-------- Excerpt provided --------

USS Jacob Jones DD-130 (2/2)

USS Jacob Jones - DD-130

CLASS - WICKES / TATTNALL ( as built )
Built to Bath plans by New York Shipbuilding

Displacement: 1,211 tons,
Dimensions: 314' 5" (oa) x 31' 8" x 9' 10" (Max)
Armament: 4 x 4"/50 guns, 2 x 3"/23AA guns, 12 x 21" torpedo tubes
Machinery: 24,900 SHP; direct drive turbines with geared cruising turbines, 2 screws
Speed: 35 Knots
Crew: 101

Shipwreck USS Jacob Jones
Launching of USS Jacob Jones, at New York Shipbuilding Co. shipyard, 20 Nov.1918

USS Jacob Jones, a 1211-ton Wickes class destroyer, was built Camden, New Jersey. After commissioning in October 1919 she operated briefly in the Atlantic, then transited the Panama Canal in January 1920 to join the Pacific Fleet. Except for a period in reserve between August 1920 and June 1921, the destroyer was active along the West Coast until she was decommissioned in June 1922.

During a general renewal of the Navy's destroyer force, Jacob Jones was recommissioned in May 1930. She served in the eastern Pacific until March 1931, when she went to the Caribbean for maneuvers. Jacob Jones was again in the Pacific from early 1932 into the spring of 1933 but was thereafter stationed in the Atlantic area, where she was involved in tactical exercises, training duties, and diplomatic missions. In October and November 1938 she crossed the Atlantic to operate in European waters and North African as part of Squadron 40-T. Jacob Jones returned to the United States in October 1939, shortly after the outbreak of the Second World War.

--------

» **Given problem 1**: In the listing, swap "Stop Scrolling" for "Keep Scrolling" and write the lines out again with nothing else changed. Begin at the first line of the listing and stop after the line containing "hulu-mark: hulu bbox=[495, 609, 539, 629]".

-------- Entries shown --------

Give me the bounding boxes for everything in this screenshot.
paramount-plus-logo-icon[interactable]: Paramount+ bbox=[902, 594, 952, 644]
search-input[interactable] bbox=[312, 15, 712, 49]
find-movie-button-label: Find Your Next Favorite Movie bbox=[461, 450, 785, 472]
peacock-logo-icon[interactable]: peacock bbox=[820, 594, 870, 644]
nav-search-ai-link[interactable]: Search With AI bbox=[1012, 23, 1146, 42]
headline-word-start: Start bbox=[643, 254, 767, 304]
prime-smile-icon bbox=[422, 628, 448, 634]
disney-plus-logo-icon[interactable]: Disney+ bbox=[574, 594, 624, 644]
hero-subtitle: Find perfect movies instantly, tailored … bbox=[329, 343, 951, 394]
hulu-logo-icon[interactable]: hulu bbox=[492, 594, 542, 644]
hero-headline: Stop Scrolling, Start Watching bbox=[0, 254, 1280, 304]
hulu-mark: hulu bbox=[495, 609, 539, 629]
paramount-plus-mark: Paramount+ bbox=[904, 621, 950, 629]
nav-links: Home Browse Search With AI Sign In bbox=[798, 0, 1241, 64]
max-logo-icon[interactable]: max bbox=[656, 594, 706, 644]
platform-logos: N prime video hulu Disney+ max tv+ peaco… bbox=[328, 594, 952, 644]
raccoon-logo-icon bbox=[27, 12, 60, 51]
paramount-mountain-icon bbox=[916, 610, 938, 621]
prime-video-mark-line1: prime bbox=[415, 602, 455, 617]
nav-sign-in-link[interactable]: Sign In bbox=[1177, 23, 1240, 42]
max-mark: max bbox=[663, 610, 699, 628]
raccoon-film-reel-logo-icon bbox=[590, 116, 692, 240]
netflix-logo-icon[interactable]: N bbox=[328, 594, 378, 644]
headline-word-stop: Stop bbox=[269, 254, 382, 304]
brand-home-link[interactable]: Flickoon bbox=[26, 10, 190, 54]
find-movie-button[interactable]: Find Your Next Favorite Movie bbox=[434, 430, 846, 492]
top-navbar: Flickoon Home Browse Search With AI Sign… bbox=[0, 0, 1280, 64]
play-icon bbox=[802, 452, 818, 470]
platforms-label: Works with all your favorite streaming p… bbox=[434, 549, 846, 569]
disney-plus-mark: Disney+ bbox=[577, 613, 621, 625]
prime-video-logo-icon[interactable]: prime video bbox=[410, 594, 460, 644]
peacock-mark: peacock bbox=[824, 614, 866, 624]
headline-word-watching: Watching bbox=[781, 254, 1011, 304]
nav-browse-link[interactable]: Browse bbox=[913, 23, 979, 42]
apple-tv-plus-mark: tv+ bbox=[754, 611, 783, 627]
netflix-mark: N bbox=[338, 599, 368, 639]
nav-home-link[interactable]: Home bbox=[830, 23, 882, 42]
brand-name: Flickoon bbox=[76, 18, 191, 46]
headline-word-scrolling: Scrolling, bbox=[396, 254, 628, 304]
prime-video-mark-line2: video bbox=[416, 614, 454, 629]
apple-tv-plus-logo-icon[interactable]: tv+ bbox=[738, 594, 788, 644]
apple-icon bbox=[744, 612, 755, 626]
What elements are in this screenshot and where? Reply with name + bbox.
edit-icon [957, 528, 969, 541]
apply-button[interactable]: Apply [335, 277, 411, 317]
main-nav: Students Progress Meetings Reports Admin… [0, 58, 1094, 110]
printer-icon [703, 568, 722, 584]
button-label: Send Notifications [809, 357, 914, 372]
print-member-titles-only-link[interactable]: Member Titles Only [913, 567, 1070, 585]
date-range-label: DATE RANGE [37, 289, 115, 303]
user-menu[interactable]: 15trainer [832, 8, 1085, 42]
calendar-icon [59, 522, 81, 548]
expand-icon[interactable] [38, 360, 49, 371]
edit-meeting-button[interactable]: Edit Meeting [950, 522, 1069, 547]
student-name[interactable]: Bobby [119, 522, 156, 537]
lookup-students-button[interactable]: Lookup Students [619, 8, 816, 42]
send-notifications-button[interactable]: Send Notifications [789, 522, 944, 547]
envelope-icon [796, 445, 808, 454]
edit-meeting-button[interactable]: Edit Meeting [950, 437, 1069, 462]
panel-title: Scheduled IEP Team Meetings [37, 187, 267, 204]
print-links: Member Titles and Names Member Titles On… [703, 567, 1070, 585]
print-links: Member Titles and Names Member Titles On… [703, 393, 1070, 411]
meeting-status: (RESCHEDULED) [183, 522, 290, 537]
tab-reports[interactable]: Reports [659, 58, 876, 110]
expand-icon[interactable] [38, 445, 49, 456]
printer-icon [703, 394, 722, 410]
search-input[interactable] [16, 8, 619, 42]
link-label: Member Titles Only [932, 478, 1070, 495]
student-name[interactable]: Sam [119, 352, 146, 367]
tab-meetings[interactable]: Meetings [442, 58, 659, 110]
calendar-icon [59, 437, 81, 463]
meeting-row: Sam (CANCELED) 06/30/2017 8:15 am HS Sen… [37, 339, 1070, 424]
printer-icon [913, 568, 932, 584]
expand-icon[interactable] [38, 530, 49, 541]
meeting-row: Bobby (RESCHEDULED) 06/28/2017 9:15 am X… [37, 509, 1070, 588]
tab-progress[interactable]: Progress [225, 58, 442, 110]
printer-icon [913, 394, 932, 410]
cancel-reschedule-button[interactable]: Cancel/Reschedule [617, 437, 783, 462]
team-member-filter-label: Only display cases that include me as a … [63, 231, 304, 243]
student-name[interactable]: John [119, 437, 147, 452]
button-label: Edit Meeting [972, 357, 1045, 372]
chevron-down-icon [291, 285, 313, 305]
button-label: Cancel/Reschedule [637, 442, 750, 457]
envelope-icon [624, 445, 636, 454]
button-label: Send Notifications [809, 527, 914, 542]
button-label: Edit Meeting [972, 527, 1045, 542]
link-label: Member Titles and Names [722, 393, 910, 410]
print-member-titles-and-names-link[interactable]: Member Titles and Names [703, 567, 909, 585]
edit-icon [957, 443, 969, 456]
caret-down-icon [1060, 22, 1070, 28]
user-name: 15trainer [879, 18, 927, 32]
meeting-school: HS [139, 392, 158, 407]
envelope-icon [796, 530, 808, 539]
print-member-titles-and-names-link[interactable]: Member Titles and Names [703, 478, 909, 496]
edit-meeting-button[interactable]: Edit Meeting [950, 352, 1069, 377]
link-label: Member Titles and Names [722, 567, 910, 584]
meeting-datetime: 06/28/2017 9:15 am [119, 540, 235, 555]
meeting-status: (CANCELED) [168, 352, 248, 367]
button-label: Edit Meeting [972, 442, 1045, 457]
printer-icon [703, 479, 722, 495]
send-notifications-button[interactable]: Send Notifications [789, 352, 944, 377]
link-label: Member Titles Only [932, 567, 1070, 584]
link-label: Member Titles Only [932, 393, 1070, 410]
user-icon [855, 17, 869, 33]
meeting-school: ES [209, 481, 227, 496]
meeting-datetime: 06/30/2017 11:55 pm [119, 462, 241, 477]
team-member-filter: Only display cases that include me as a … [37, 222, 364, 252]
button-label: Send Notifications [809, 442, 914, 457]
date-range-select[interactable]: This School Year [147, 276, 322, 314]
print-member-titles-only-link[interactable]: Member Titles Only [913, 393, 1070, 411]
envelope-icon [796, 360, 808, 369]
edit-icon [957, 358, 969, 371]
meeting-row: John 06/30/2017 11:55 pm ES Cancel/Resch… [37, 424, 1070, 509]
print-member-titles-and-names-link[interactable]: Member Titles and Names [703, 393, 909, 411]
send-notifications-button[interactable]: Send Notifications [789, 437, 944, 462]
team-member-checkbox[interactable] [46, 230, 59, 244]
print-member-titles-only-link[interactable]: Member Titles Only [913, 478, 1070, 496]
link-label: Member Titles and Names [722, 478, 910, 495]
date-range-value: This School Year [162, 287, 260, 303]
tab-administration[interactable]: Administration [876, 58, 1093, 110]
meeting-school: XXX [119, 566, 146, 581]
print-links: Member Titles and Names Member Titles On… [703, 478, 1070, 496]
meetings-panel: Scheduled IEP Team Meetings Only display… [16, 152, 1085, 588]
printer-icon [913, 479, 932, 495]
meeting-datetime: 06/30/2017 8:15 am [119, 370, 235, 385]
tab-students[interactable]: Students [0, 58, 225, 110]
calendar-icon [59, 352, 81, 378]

--------

» **Given problem 2**:
Answer these questions from the text on the USS Jacob Jones:
(a) On what date was the ship launched?
(b) In what month and year did she transit the Panama Canal?
(c) What crew size is given?

» **Task result 1**:
Give me the bounding boxes for everything in this screenshot.
paramount-plus-logo-icon[interactable]: Paramount+ bbox=[902, 594, 952, 644]
search-input[interactable] bbox=[312, 15, 712, 49]
find-movie-button-label: Find Your Next Favorite Movie bbox=[461, 450, 785, 472]
peacock-logo-icon[interactable]: peacock bbox=[820, 594, 870, 644]
nav-search-ai-link[interactable]: Search With AI bbox=[1012, 23, 1146, 42]
headline-word-start: Start bbox=[643, 254, 767, 304]
prime-smile-icon bbox=[422, 628, 448, 634]
disney-plus-logo-icon[interactable]: Disney+ bbox=[574, 594, 624, 644]
hero-subtitle: Find perfect movies instantly, tailored … bbox=[329, 343, 951, 394]
hulu-logo-icon[interactable]: hulu bbox=[492, 594, 542, 644]
hero-headline: Keep Scrolling, Start Watching bbox=[0, 254, 1280, 304]
hulu-mark: hulu bbox=[495, 609, 539, 629]

» **Task result 2**:
(a) 20 Nov. 1918
(b) January 1920
(c) 101